EXTRACT =
+ + + +

Andrew Ferguson reads 21 of Newt Gingrich’s books.

The ghosts for that first book served him unevenly. They got him in metaphor trouble from the first sentence. “We stand at a crossroads between two diverse futures,” he wrote. This crossroads, it transpired, faced an open window. That would be the window of vulnerability, which is widening. Three paragraphs later, the crossroads, perhaps swiveling on a Lazy Susan, is suddenly facing another window, also open. The important point, Gingrich writes, is that this window of opportunity is about to slam shut. And if it does? “We stand on the brink of a world of violence almost beyond our imagination.”

… As a result, he wrote in “To Save America,” “we stand at a crossroads: either we will save our country or we will lose it.” “America today,” he announced in “Real Change,” “is at an extraordinary crossroads.” In a revised edition of “Winning the Future,” he phrased our predicament like this: “America is the most energetic, resourceful and innovative nation in the history of mankind. But we are at a crossroads.” Moreover, he said in “Saving Lives and Saving Money,” “we find ourselves at a crossroads.”

… just when my stack had dwindled to nothing and I felt the thrill of liberation, the mail arrived with my preordered copy of Gingrich’s latest book, “A Nation Like No Other.” I thumbed through it. “The election of 2012,” Gingrich writes, “will bring us to an historic crossroads.”


 

On bullcrap (II)

  1. ” I got out my tape measure the other day and discovered that the stack is precisely 15¼ inches high — a figure that does not include the various revised and expanded editions that I have had Whispernetted into my Kindle, along with the historical novels that  …. If I added these to my stack, it would be taller than the mayor of Munchkinland and much heavier.”

    Thanks for link, Wherry. Very funny article, had me laughing.

    Imagine ennui Ferguson must have been feeling when he decided to get out the measuring tape. 

    Orwell – Politics and English Language

    The first is staleness of imagery; the other is lack of precision. The writer either has a meaning and cannot express it, or he inadvertently says something else, or he is almost indifferent as to whether his words mean anything or not. This mixture of vagueness and sheer incompetence is the most marked characteristic of modern English prose, and especially of any kind of political writing.

    As soon as certain topics are raised, the concrete melts into the abstract and no one seems able to think of turns of speech that are not hackneyed: prose consists less and less of words chosen for the sake of their meaning, and more and more of phrases tacked together like the sections of a prefabricated henhouse.

    http://www.mtholyoke.edu/acad/intrel/orwell46.htm

  2. Newt the Hoot

    Why would anyone subject themselves to such torture?  LOL

  3. But come on, Newt Gingrich is the towering intellectual of the republican field. Who cares if it’s a tallest midget competition.

+ + + +

COLLECTED MATERIAL =
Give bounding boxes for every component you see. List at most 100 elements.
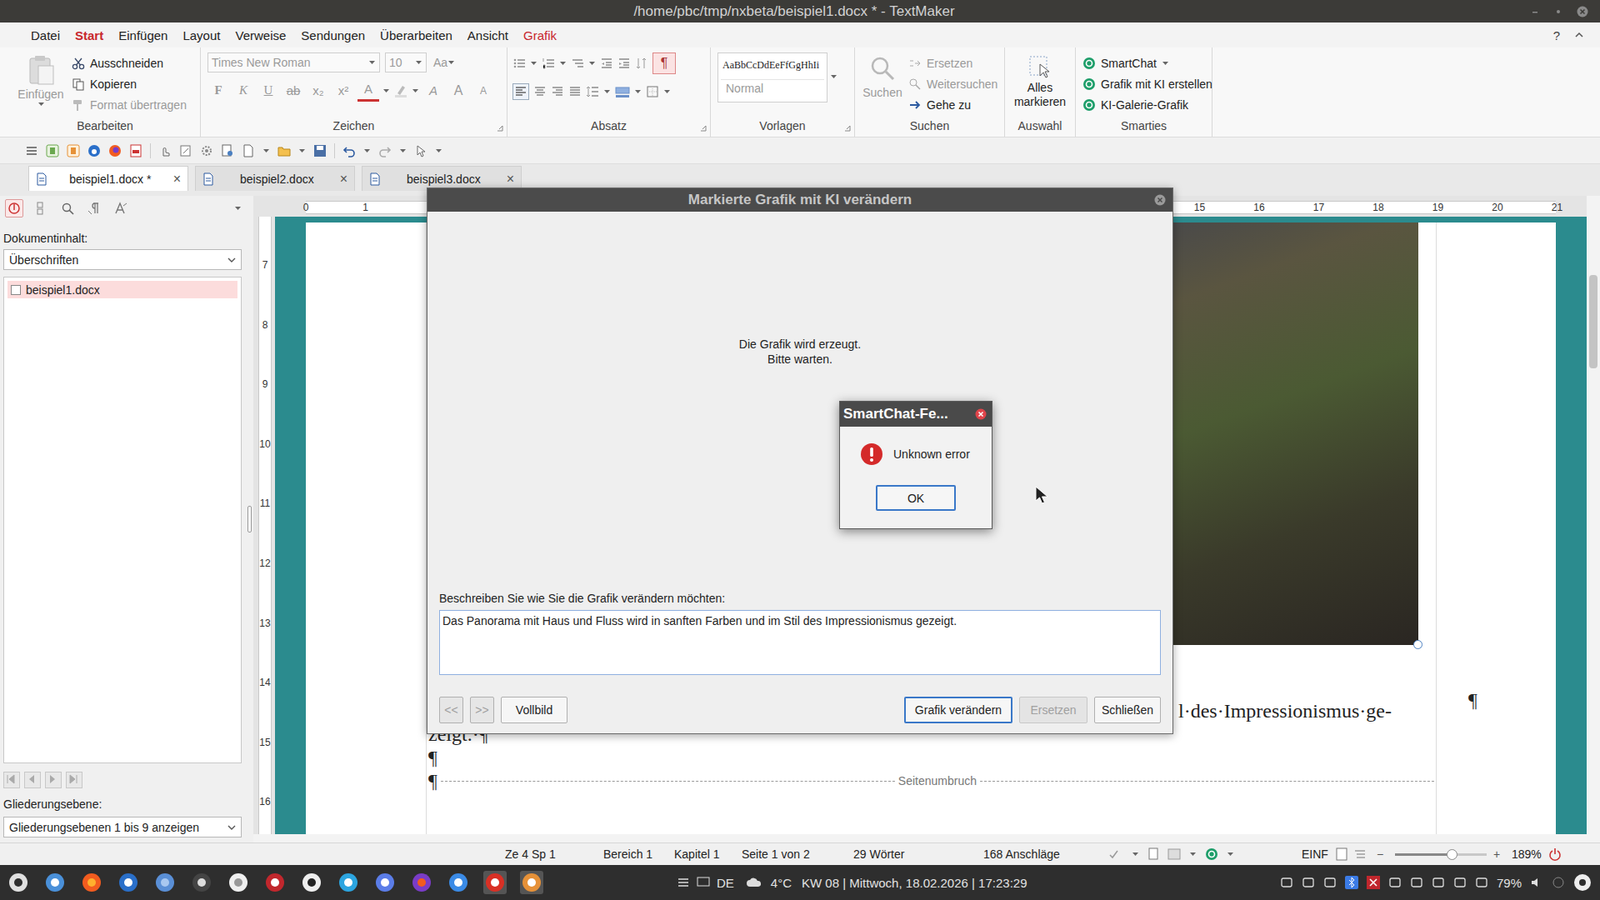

+ + + +

TASK REQUIREMENTS =
• a. Restate word for word the portion of the Gingrich excerpt starting at "As soon as certain" and ending at "a prefabricated henhouse.".
• b. In the Gingrich excerpt, what is the window of opportunity about to do?
• c. Why does the Gingrich excerpt say the measured stack of books understates the real total? Answer in one to three sentences.
The listing plays no part in any of this.

TASK SOLUTIONS =
• a.
As soon as certain topics are raised, the concrete melts into the abstract and no one seems able to think of turns of speech that are not hackneyed: prose consists less and less of words chosen for the sake of their meaning, and more and more of phrases tacked together like the sections of a prefabricated henhouse.

• b. It is about to slam shut.

• c. The 15¼-inch figure leaves out the revised and expanded editions on the Kindle, along with the historical novels. Counted in, they would make the stack taller than the mayor of Munchkinland and much heavier.